*Dataset rows:*
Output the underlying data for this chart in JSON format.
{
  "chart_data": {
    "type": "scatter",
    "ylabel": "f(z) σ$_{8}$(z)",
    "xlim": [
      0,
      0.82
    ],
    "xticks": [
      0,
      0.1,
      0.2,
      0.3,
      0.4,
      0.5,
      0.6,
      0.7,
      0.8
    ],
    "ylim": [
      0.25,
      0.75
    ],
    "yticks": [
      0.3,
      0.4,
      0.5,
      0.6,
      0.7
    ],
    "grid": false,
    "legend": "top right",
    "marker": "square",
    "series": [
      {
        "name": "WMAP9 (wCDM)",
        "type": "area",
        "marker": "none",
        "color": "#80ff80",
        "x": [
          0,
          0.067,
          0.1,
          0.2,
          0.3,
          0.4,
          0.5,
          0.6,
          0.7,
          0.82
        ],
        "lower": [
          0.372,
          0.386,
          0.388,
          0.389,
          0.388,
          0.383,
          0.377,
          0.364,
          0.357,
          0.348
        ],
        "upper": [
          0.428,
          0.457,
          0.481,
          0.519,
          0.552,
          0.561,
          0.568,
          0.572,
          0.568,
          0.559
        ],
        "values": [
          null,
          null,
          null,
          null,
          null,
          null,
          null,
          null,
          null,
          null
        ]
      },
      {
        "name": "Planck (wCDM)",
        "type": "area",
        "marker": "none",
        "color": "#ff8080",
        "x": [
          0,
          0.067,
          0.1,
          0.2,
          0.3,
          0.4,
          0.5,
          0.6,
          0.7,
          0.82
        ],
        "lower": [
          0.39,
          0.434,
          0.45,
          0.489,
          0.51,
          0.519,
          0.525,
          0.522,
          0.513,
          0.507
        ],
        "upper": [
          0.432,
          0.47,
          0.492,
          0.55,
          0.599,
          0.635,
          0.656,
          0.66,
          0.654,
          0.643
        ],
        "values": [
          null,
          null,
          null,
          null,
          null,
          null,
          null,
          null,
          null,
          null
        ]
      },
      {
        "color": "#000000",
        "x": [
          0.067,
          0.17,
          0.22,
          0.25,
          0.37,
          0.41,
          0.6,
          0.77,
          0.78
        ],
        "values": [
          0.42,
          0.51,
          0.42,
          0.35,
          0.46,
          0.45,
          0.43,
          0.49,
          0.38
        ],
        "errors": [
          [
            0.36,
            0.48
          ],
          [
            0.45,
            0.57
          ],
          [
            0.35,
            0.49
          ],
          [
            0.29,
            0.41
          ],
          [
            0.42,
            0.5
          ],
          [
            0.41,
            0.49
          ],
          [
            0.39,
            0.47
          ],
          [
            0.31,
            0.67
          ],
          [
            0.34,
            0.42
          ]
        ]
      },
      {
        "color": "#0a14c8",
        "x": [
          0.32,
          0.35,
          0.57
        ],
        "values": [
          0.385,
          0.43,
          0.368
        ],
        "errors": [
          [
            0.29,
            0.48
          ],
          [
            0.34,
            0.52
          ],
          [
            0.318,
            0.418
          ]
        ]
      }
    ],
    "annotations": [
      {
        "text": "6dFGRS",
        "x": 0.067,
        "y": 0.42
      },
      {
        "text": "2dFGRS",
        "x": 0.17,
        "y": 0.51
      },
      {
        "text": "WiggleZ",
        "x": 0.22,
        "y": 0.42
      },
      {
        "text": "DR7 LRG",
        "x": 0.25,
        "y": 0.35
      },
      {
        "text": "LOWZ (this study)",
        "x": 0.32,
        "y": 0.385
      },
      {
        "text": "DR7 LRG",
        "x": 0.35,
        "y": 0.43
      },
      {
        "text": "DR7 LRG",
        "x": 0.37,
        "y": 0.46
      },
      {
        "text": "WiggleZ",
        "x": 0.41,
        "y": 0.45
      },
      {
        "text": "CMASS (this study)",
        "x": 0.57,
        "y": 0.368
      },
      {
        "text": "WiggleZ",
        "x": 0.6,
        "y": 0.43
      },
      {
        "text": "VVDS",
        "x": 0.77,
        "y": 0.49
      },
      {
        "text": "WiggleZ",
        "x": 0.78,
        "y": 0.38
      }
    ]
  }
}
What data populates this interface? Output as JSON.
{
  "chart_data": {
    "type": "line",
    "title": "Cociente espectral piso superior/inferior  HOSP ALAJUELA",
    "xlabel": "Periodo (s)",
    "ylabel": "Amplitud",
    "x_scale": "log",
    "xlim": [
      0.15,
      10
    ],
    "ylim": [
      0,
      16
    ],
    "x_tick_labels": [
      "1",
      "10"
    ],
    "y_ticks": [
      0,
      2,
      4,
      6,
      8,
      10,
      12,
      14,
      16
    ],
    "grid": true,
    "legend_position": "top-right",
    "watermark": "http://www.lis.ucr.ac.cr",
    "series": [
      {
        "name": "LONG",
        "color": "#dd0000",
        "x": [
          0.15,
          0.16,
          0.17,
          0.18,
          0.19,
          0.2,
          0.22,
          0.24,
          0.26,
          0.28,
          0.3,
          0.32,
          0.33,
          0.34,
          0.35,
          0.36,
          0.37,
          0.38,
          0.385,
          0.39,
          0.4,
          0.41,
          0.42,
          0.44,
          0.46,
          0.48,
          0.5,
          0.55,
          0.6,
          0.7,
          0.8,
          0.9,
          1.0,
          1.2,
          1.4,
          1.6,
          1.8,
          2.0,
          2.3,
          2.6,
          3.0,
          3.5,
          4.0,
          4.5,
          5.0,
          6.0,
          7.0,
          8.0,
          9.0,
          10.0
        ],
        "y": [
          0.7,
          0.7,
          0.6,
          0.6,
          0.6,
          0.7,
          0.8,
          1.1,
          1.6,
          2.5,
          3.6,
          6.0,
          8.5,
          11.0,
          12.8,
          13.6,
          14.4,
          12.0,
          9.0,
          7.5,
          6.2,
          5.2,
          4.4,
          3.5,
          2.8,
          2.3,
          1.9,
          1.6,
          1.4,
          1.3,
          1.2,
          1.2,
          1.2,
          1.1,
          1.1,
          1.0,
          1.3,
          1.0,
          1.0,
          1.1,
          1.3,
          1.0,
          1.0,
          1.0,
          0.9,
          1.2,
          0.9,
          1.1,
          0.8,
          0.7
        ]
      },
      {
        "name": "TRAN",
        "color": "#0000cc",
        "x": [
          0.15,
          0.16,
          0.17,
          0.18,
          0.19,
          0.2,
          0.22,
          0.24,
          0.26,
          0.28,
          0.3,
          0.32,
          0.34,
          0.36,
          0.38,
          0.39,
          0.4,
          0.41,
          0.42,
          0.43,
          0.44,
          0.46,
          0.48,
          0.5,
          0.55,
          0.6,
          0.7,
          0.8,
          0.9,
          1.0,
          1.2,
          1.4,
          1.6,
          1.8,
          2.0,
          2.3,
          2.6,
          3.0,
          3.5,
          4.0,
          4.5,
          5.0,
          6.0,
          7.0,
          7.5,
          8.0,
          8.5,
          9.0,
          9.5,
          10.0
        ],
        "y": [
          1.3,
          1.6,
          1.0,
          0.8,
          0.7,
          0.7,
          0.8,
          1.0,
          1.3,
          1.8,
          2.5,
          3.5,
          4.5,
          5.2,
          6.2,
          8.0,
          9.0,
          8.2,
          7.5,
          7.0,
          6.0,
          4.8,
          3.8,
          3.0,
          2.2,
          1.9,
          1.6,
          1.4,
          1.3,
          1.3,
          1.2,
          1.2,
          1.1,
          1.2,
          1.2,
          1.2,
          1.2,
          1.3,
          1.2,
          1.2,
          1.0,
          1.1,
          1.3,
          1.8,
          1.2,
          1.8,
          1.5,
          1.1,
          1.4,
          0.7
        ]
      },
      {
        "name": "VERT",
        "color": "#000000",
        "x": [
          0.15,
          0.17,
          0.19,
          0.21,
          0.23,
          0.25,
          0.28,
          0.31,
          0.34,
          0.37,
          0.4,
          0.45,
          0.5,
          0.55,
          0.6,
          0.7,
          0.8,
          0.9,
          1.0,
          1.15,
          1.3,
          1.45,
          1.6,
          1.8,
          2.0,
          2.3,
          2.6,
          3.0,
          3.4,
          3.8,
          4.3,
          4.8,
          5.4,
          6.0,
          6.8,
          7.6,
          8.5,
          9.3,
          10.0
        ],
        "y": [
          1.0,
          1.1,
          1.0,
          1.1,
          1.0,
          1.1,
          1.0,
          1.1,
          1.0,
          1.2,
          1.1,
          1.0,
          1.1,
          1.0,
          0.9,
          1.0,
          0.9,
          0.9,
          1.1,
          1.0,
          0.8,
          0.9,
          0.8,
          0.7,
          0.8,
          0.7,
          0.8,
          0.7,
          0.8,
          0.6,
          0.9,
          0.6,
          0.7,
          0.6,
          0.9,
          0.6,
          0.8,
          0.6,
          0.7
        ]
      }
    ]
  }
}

*What you are asked to do:* Reply with the number of lines in the material above that contain "JSON", and nothing more.

*Response to this task:* 2